→ Exercise requirements: Below is a block of records. Copy every line in it that contains the word "JSON".
-- start --
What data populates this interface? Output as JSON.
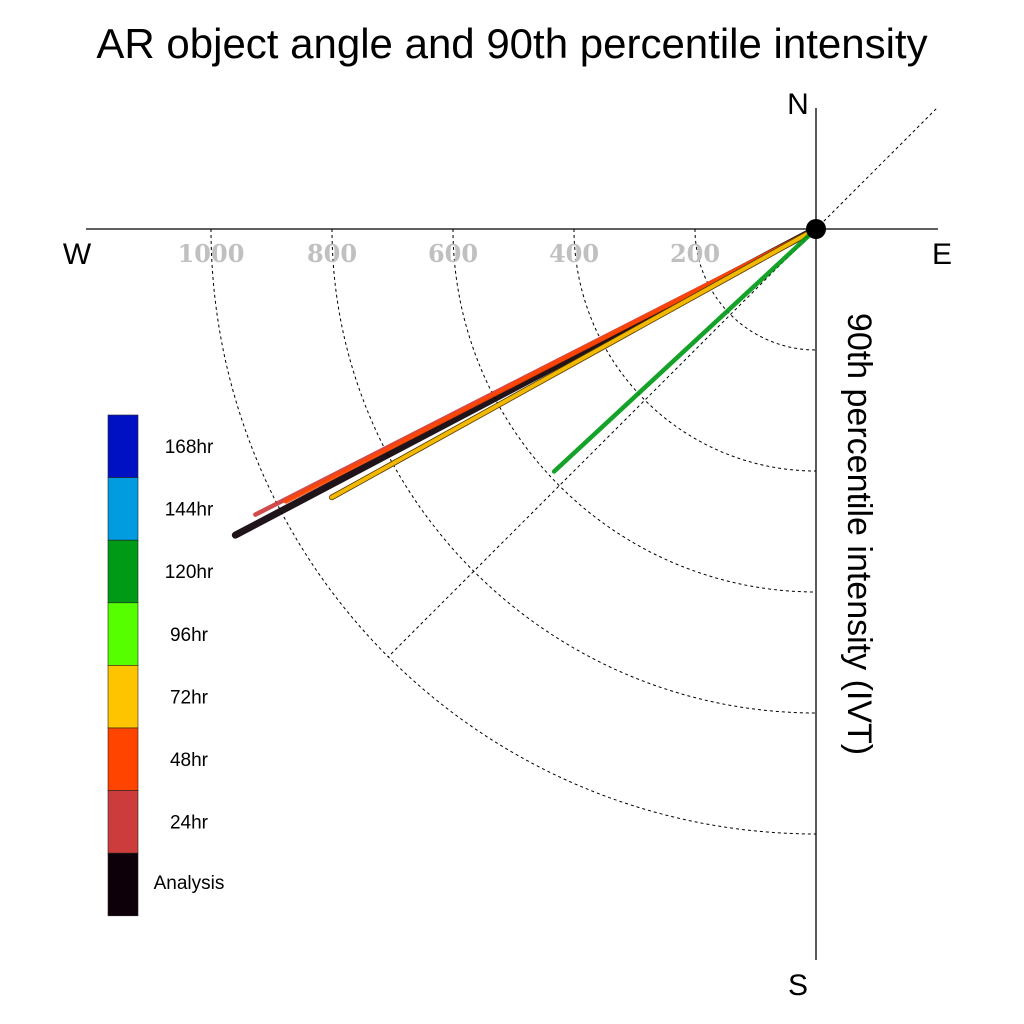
{
  "chart_data": {
    "type": "polar-line",
    "title": "AR object angle and 90th percentile intensity",
    "ylabel": "90th percentile intensity (IVT)",
    "compass": {
      "north": "N",
      "south": "S",
      "east": "E",
      "west": "W"
    },
    "radial_ticks": [
      200,
      400,
      600,
      800,
      1000
    ],
    "radial_tick_labels": [
      "200",
      "400",
      "600",
      "800",
      "1000"
    ],
    "diagonal_reference_angle_deg": 45,
    "legend": {
      "position": "left",
      "entries": [
        {
          "label": "168hr",
          "color": "#0011c4"
        },
        {
          "label": "144hr",
          "color": "#009cdf"
        },
        {
          "label": "120hr",
          "color": "#009a17"
        },
        {
          "label": "96hr",
          "color": "#55ff00"
        },
        {
          "label": "72hr",
          "color": "#ffc400"
        },
        {
          "label": "48hr",
          "color": "#ff4400"
        },
        {
          "label": "24hr",
          "color": "#cd3c3c"
        },
        {
          "label": "Analysis",
          "color": "#0d0008"
        }
      ]
    },
    "series": [
      {
        "name": "Analysis",
        "color": "#0d0008",
        "angle_deg_below_west": 27.8,
        "intensity": 1085
      },
      {
        "name": "24hr",
        "color": "#cd3c3c",
        "angle_deg_below_west": 27.0,
        "intensity": 1040
      },
      {
        "name": "48hr",
        "color": "#ff4400",
        "angle_deg_below_west": 27.2,
        "intensity": 985
      },
      {
        "name": "72hr",
        "color": "#ffc400",
        "angle_deg_below_west": 29.0,
        "intensity": 915
      },
      {
        "name": "120hr",
        "color": "#009a17",
        "angle_deg_below_west": 42.8,
        "intensity": 590
      }
    ]
  }
}
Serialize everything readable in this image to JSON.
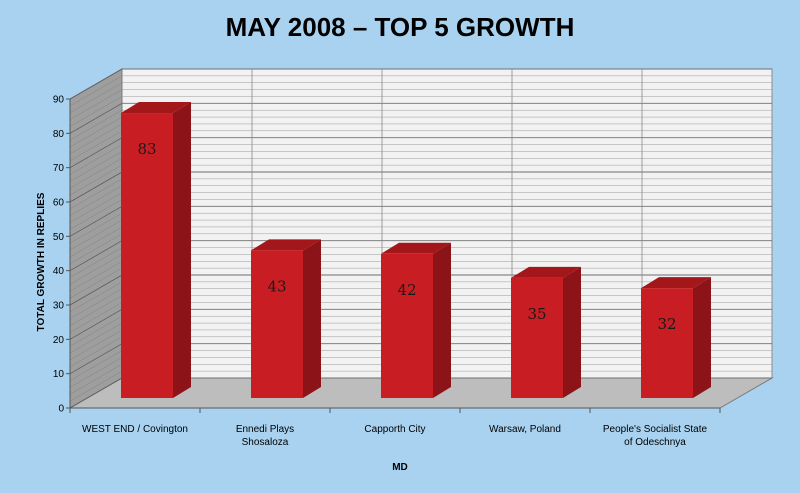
-- end --
→ Reply to the exercise:
What data populates this interface? Output as JSON.
Serialize everything readable in this image to JSON.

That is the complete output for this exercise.